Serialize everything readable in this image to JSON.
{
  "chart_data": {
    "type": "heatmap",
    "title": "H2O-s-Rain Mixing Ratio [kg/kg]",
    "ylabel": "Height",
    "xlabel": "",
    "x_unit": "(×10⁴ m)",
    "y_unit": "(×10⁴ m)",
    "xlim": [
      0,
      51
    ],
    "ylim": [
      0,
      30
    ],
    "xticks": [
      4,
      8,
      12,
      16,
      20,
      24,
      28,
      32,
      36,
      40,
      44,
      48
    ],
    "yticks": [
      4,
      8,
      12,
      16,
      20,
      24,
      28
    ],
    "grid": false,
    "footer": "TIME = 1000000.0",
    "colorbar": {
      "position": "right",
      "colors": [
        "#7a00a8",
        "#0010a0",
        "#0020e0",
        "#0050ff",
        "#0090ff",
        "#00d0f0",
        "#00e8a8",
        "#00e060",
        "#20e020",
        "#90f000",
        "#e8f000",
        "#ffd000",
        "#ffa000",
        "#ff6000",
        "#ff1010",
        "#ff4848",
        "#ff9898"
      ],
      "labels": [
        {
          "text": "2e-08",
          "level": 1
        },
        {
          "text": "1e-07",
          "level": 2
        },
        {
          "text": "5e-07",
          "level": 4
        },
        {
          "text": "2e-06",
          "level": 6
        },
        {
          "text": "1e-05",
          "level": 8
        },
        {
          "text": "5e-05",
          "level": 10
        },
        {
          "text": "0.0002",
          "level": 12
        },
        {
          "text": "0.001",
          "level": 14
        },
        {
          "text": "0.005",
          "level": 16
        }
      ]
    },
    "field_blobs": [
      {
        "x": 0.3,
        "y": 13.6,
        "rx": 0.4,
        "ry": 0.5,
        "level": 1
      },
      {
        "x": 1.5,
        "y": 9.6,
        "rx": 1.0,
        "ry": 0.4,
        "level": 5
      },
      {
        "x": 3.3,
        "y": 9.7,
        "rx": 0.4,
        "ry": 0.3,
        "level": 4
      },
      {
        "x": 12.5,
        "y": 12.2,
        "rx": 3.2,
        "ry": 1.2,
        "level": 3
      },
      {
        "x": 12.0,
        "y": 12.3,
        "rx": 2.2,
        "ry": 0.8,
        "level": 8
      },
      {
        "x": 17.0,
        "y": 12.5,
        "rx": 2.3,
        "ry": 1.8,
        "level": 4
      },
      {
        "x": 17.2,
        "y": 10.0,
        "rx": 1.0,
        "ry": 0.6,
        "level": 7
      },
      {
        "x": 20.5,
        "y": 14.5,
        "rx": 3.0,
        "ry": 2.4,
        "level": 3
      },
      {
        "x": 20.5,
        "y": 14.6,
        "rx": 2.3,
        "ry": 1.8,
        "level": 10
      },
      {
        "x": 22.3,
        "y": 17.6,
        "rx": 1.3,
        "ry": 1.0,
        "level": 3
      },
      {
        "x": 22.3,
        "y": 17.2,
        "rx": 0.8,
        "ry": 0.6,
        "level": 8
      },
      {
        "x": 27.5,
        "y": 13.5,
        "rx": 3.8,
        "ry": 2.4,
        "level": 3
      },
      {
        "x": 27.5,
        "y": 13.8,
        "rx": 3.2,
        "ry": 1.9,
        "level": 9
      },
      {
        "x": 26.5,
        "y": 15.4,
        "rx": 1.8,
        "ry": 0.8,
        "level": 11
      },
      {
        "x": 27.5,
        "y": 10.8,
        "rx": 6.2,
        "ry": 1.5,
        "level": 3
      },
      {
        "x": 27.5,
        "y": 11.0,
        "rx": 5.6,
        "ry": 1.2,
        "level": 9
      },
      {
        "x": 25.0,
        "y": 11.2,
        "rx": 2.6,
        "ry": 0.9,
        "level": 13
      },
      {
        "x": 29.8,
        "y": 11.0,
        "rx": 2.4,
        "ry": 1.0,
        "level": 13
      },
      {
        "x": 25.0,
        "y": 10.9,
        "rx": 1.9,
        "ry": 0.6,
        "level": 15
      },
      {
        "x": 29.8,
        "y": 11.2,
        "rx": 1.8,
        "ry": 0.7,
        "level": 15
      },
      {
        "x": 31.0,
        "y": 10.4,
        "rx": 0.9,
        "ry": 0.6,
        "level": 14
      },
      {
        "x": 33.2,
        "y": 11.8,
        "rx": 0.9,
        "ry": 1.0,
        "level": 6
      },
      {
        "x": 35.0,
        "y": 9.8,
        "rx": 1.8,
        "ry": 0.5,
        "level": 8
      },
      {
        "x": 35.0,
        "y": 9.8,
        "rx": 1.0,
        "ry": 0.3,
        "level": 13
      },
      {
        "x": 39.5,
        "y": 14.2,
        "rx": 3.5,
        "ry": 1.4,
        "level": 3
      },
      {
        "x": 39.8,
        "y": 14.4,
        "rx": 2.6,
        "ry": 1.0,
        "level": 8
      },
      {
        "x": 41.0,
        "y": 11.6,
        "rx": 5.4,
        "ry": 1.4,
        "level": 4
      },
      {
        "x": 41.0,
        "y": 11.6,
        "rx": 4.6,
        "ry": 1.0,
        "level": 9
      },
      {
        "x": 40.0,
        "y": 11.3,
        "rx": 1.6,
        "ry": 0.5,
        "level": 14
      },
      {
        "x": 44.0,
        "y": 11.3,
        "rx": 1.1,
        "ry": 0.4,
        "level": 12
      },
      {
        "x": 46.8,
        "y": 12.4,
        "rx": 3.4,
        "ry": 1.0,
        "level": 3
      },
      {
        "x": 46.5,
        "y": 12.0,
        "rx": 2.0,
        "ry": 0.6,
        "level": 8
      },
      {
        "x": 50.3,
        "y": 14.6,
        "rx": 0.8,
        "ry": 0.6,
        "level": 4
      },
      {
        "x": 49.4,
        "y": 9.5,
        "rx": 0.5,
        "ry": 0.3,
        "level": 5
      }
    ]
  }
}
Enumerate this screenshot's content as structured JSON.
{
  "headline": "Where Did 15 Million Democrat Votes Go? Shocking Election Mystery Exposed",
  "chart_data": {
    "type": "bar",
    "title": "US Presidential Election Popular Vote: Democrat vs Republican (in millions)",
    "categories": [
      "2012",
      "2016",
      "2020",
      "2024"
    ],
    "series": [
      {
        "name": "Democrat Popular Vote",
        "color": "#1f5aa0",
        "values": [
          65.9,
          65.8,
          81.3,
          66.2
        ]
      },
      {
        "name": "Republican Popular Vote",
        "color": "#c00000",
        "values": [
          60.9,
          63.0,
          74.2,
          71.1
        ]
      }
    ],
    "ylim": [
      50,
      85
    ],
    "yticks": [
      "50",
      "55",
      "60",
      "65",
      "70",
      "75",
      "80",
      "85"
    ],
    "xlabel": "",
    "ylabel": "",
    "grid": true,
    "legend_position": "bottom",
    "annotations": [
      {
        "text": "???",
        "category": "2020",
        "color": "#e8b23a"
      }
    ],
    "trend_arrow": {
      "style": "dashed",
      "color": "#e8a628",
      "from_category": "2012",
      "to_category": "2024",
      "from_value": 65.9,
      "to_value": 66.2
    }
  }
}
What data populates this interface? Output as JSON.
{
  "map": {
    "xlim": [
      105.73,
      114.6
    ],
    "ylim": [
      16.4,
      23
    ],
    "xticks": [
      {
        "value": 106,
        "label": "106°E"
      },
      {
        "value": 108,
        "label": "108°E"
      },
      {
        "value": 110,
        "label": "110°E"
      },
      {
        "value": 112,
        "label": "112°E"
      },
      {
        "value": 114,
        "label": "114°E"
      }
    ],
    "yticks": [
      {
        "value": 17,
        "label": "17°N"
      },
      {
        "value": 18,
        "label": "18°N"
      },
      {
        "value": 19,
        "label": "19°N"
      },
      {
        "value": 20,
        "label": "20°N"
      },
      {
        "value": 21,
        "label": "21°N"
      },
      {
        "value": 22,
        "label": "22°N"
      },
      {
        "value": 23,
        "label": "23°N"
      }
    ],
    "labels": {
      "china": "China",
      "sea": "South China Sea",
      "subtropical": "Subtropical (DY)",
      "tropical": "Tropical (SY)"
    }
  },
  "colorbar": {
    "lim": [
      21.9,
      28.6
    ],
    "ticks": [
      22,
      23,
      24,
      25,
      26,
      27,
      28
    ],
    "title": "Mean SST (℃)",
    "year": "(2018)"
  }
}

> _WORK INSTRUCTIONS_
Copy each line of the listing that contains the string "Popular".

> _SOLUTION FOR THIS EXERCISE_
    "title": "US Presidential Election Popular Vote: Democrat vs Republican (in millions)",
        "name": "Democrat Popular Vote",
        "name": "Republican Popular Vote",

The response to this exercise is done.